### Figure record extracts
══════════
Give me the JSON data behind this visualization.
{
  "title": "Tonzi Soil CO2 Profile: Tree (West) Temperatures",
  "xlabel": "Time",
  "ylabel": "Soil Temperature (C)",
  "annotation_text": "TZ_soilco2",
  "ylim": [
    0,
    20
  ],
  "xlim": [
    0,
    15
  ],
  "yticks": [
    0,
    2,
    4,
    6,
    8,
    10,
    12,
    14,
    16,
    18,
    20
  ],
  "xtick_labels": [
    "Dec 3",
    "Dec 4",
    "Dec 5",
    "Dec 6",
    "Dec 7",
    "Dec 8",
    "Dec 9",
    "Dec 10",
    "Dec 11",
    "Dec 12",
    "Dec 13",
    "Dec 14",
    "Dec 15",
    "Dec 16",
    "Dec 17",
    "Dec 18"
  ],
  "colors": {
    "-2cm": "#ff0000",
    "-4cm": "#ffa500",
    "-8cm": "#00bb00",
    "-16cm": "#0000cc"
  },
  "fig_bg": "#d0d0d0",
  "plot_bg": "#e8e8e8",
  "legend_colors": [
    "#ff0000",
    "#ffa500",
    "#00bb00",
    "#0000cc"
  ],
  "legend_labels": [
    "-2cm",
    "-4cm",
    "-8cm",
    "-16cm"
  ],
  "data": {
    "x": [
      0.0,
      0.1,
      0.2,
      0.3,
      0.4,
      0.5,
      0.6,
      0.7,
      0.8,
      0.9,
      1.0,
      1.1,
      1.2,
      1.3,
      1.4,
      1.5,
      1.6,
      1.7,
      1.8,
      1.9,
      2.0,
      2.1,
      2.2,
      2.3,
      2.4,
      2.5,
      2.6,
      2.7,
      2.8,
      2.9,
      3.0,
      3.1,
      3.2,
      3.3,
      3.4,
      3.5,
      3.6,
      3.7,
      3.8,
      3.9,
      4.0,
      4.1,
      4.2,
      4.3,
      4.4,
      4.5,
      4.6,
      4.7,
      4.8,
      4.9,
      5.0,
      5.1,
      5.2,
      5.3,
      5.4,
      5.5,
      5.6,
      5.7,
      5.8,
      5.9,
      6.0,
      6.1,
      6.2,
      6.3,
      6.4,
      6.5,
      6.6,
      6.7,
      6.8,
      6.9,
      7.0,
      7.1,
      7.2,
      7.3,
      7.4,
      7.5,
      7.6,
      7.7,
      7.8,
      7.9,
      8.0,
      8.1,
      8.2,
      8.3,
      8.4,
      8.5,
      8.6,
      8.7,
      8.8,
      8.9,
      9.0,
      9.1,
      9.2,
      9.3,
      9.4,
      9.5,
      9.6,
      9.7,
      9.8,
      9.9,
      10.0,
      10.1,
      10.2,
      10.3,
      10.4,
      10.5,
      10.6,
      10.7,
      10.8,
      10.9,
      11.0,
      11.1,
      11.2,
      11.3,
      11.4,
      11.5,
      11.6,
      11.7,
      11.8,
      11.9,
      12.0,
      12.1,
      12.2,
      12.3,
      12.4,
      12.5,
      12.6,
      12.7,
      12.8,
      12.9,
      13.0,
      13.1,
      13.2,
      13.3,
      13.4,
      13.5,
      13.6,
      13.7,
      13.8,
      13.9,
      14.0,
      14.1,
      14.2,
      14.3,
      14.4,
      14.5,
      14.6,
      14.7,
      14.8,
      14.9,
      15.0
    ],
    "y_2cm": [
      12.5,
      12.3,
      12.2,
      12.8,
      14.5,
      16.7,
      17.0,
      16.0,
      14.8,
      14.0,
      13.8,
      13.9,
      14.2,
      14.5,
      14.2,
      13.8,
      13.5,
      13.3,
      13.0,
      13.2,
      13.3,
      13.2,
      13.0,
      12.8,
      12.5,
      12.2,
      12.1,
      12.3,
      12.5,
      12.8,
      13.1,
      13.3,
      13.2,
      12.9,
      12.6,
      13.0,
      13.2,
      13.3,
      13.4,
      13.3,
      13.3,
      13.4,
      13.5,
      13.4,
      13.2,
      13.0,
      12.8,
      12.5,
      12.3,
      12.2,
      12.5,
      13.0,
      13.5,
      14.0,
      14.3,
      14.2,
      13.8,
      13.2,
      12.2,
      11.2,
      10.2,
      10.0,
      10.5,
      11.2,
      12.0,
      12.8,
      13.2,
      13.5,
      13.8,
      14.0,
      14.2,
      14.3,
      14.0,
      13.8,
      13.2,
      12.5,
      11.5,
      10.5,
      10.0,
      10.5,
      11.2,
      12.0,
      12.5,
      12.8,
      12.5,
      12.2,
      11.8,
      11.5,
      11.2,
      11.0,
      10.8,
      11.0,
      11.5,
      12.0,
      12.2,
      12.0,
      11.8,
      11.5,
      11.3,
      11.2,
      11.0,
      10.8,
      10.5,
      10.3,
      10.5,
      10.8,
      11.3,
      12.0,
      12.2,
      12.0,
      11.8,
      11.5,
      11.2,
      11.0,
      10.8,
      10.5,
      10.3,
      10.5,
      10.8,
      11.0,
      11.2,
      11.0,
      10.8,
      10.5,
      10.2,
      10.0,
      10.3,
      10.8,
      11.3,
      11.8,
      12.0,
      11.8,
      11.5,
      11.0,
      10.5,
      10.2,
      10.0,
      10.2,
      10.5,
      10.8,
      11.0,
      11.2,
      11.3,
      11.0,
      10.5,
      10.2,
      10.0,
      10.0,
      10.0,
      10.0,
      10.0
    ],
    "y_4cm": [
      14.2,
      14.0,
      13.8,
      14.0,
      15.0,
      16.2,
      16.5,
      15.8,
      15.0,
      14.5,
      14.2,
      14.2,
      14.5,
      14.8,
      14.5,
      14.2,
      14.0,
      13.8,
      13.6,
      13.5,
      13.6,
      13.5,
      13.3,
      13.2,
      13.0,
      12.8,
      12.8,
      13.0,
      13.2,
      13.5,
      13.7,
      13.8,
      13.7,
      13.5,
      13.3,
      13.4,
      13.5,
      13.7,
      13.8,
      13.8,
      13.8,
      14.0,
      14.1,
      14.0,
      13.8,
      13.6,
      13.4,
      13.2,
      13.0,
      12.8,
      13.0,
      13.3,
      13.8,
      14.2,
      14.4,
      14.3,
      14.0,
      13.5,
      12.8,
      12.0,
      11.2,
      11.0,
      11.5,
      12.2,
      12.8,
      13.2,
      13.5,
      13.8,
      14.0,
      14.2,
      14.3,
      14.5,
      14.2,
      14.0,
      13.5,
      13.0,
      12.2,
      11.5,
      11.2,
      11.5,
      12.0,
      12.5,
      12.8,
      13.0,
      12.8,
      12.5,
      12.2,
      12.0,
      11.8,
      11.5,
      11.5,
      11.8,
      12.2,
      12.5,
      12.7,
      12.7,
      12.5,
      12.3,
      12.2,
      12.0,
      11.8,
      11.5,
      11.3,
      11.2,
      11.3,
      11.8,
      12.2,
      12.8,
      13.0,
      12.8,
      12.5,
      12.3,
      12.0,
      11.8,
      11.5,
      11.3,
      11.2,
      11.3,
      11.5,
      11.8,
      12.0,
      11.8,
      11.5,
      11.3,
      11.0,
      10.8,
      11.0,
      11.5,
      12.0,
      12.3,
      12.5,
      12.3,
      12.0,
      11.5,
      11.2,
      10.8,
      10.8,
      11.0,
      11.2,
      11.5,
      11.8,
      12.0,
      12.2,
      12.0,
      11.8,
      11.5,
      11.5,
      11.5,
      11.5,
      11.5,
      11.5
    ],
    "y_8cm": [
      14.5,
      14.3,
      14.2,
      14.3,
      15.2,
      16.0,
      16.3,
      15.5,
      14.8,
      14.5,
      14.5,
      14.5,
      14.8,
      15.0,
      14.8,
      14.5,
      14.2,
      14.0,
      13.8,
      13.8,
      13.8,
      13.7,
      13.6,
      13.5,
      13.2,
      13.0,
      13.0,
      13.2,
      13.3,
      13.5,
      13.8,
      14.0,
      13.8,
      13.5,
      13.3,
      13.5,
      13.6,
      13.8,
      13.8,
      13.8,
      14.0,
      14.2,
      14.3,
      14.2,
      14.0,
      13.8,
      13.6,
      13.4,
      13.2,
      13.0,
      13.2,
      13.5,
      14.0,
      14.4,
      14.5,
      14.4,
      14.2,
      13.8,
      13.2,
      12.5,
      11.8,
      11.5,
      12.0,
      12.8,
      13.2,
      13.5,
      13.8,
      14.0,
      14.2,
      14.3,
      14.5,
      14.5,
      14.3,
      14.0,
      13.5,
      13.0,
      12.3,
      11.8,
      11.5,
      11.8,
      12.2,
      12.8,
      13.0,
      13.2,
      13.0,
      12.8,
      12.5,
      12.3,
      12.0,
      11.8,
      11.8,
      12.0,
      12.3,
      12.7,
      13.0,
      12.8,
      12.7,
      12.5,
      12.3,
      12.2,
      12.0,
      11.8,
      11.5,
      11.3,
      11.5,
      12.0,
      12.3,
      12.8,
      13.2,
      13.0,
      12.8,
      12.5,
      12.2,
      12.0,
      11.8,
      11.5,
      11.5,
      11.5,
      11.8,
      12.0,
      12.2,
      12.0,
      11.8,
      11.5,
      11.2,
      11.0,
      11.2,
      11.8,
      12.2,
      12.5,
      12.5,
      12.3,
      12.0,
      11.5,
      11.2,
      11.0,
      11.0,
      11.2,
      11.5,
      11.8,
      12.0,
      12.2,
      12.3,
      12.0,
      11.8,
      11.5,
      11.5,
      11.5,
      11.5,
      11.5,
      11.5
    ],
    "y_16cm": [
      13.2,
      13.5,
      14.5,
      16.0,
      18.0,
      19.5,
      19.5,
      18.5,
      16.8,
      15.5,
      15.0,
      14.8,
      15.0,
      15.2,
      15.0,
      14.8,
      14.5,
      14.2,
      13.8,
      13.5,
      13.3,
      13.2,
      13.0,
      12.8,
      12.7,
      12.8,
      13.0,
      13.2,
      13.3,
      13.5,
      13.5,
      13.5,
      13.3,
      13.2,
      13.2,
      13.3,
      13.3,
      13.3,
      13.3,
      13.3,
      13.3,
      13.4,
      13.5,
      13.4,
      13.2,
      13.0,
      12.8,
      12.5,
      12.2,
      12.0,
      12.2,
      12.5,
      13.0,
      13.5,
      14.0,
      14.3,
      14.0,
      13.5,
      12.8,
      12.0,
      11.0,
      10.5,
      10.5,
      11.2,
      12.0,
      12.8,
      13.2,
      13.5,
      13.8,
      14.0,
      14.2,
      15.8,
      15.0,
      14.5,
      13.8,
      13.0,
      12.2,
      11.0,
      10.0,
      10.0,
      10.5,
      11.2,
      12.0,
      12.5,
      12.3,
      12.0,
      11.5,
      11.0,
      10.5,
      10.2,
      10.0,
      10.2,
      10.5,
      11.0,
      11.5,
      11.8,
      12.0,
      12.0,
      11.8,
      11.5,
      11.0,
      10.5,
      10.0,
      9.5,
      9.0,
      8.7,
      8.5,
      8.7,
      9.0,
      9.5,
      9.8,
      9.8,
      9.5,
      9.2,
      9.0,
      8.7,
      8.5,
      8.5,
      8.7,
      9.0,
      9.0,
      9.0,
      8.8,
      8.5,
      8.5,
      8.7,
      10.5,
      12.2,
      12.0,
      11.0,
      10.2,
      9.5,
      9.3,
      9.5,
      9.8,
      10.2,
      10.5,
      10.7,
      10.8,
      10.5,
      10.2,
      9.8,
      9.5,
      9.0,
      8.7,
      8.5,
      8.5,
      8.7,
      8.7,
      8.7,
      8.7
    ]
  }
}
══════════
### SHORT EXERCISE
Pick out the lines containing the string "data" and show them.

### ANSWER TO THE PROBLEM
Give me the JSON data behind this visualization.
  "data": {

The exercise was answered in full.